■ **Esercizio proposto 1**: Secondo il brano di partenza riportato più avanti, con quale parola ebraica è numericamente equivalente iain?

■ **Brano di partenza**:
D’altronde, quand’essi parlavano di questa «corruzione», la più elementare prudenza esigeva che non lo facessero a chiare lettere, ma non se ne può concludere necessariamente che l’uso di una terminologia simbolica non ha altra ragion d’essere che la volontà di dissimulare il senso vero di una dottrina: vi sono delle cose che, per la loro stessa natura, possono essere espresse solo in questa forma; e questo aspetto del problema, che è della massima importanza, non sembra affatto che sia stato intravisto dall’autore. Vi è anche un terzo aspetto, in qualche modo intermedio, per il quale si tratta certo di prudenza, ma nell’interesse della stessa dottrina, e non più nell’interesse di coloro che la espongono; esso è quello a cui si riferisce, in particolare, il simbolo del vino presso i Sufi (il cui insegnamento, lo diciamo di sfuggita, può essere qualificato di «panteismo» solo per un errore tipicamente occidentale); nell’allusione a proposito di questo simbolo (pp. 72 e 104) il Valli non indica chiaramente che «vino» significa «mistero», cioè dottrina segreta o riservata, così come in ebraico iain e sod sono numericamente equivalenti e nell’esoterismo mussulmano il vino è la «bevanda dell’élite» che non può essere usata impunemente dagli uomini volgari [La proverbiale espressione «bere come un Templare», che il volgo ha inteso nel senso più grossolanamente letterale, trae sicuramente origine da qui: il «vino» che bevevano i Templari era lo stesso di quello bevuto dai Kabbalisti].

■ **Esercizio proposto 2**: Individua nelle voci tutte le righe che contengono la stringa "task" e ricopiale. Le maiuscole e le minuscole vanno distinte.

Voci di disposizione spaziale:
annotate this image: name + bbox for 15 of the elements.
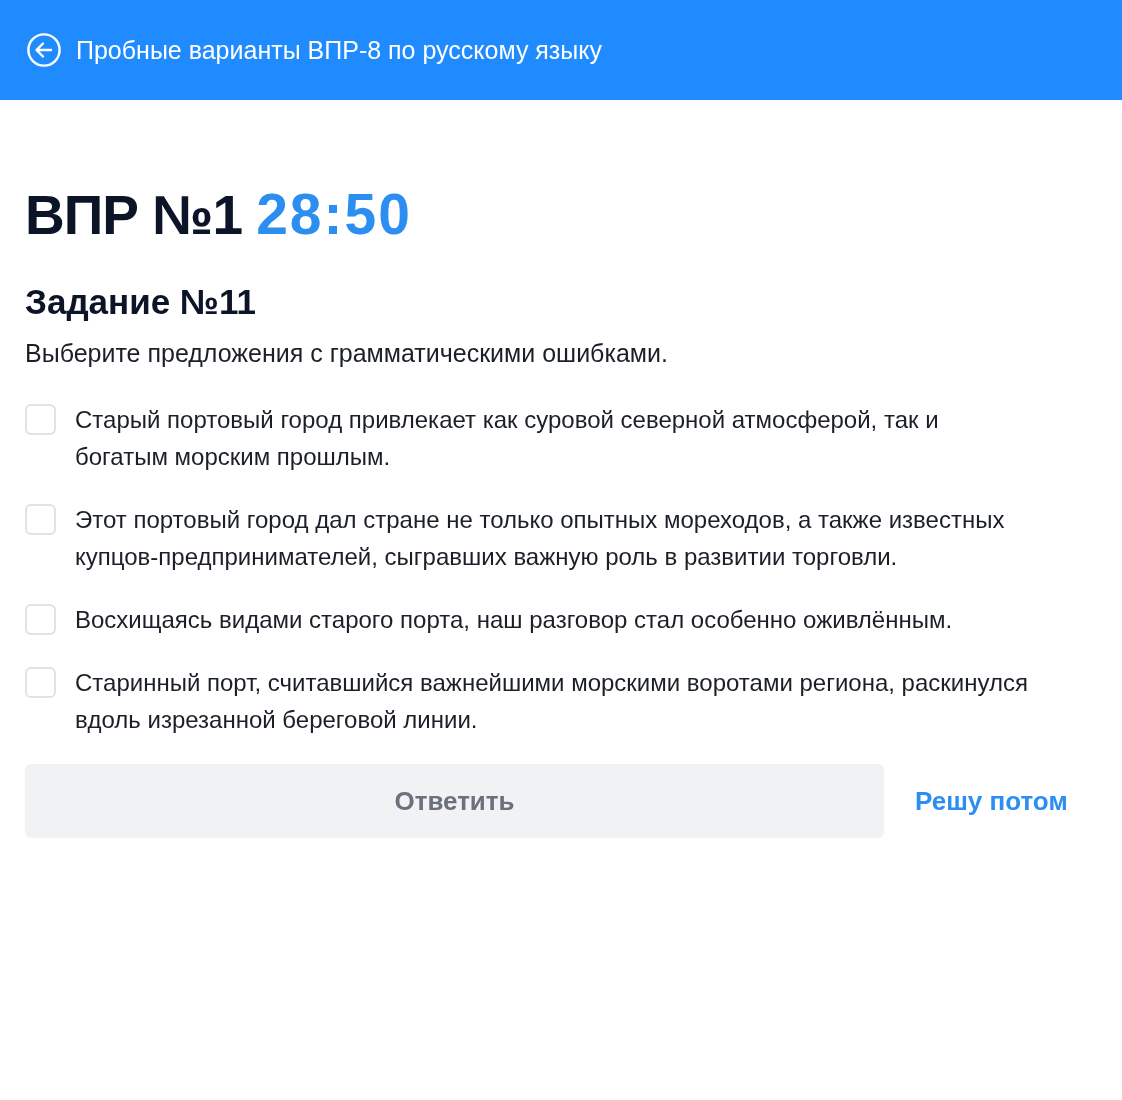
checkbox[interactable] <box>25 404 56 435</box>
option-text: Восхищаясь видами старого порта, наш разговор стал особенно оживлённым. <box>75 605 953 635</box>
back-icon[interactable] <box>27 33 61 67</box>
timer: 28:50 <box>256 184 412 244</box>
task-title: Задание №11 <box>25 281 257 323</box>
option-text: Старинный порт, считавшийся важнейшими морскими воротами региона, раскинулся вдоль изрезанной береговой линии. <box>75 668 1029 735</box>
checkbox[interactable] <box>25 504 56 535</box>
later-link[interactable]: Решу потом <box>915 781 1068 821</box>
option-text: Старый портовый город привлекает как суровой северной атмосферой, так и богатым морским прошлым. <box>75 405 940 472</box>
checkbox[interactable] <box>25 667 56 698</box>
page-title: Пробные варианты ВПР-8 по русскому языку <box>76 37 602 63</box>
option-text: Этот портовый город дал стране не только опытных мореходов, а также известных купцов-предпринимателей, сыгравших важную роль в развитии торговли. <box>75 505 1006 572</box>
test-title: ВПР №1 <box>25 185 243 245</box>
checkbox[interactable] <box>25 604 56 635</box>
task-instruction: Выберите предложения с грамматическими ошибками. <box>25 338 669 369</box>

■ **Risultato corretto 1**: Con sod.

■ **Risultato corretto 2**:
task-title: Задание №11 <box>25 281 257 323</box>
task-instruction: Выберите предложения с грамматическими ошибками. <box>25 338 669 369</box>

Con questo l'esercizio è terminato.